● Work to be completed
Pick out and copy every line below that has the word "highlighted".

● Data entries

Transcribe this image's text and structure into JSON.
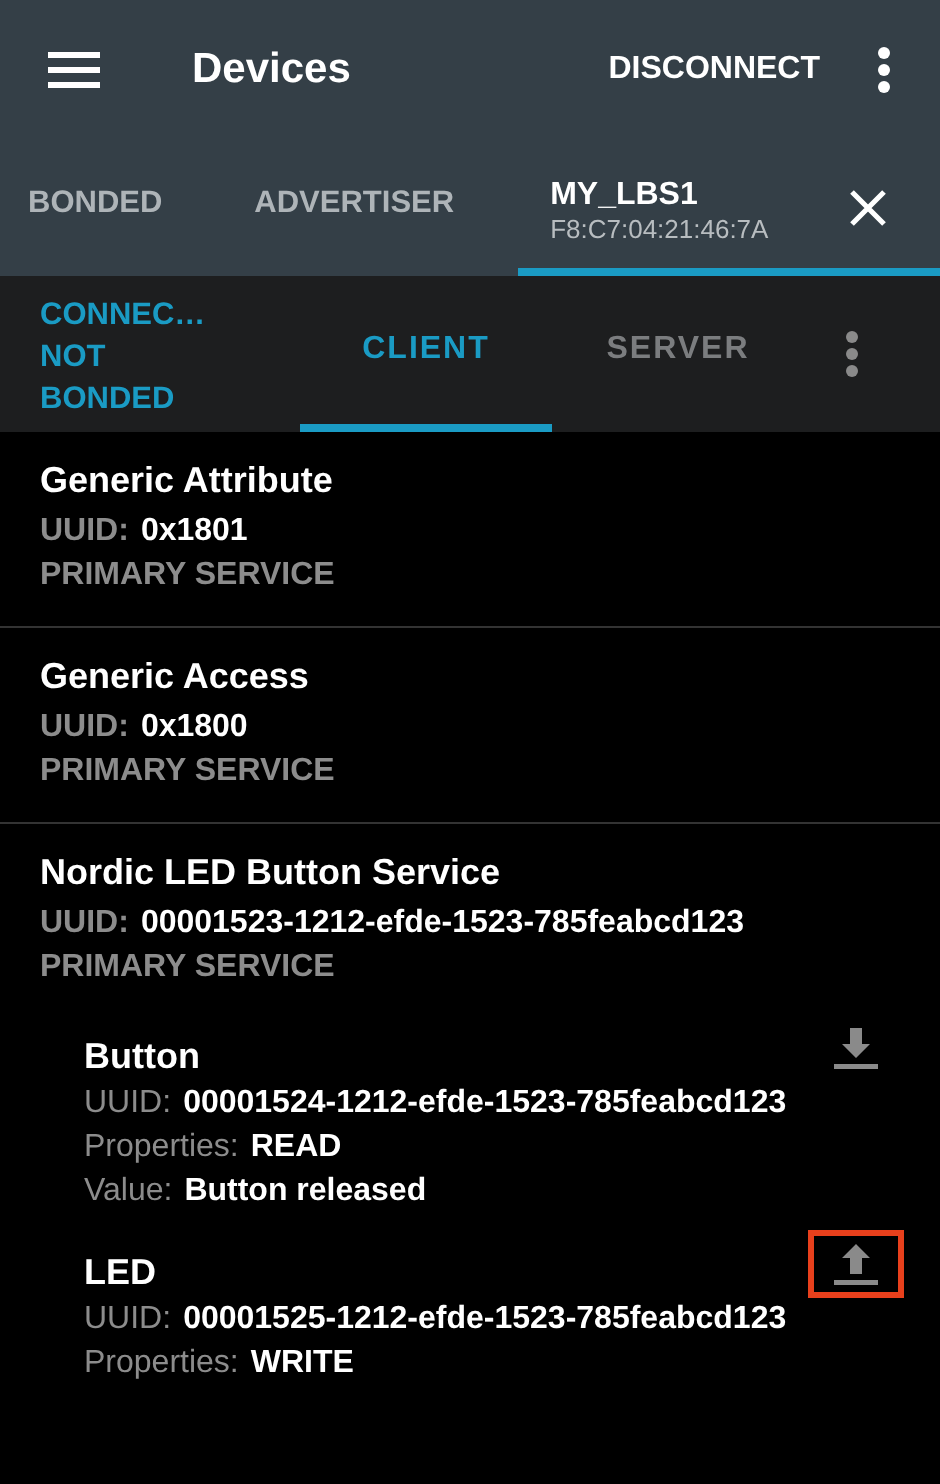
{
  "app_bar": {
    "title": "Devices",
    "action": "DISCONNECT"
  },
  "device_tabs": [
    {
      "label": "BONDED",
      "selected": false
    },
    {
      "label": "ADVERTISER",
      "selected": false
    },
    {
      "label": "MY_LBS1",
      "address": "F8:C7:04:21:46:7A",
      "selected": true
    }
  ],
  "connection": {
    "state": "CONNEC…",
    "bond": "NOT BONDED"
  },
  "mode_tabs": [
    {
      "label": "CLIENT",
      "selected": true
    },
    {
      "label": "SERVER",
      "selected": false
    }
  ],
  "services": [
    {
      "name": "Generic Attribute",
      "uuid_label": "UUID:",
      "uuid": "0x1801",
      "type": "PRIMARY SERVICE"
    },
    {
      "name": "Generic Access",
      "uuid_label": "UUID:",
      "uuid": "0x1800",
      "type": "PRIMARY SERVICE"
    },
    {
      "name": "Nordic LED Button Service",
      "uuid_label": "UUID:",
      "uuid": "00001523-1212-efde-1523-785feabcd123",
      "type": "PRIMARY SERVICE",
      "characteristics": [
        {
          "name": "Button",
          "kind": "read",
          "highlighted": false,
          "fields": [
            {
              "label": "UUID:",
              "value": "00001524-1212-efde-1523-785feabcd123"
            },
            {
              "label": "Properties:",
              "value": "READ"
            },
            {
              "label": "Value:",
              "value": "Button released"
            }
          ]
        },
        {
          "name": "LED",
          "kind": "write",
          "highlighted": true,
          "fields": [
            {
              "label": "UUID:",
              "value": "00001525-1212-efde-1523-785feabcd123"
            },
            {
              "label": "Properties:",
              "value": "WRITE"
            }
          ]
        }
      ]
    }
  ]
}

● Exercise solution
          "highlighted": false,
          "highlighted": true,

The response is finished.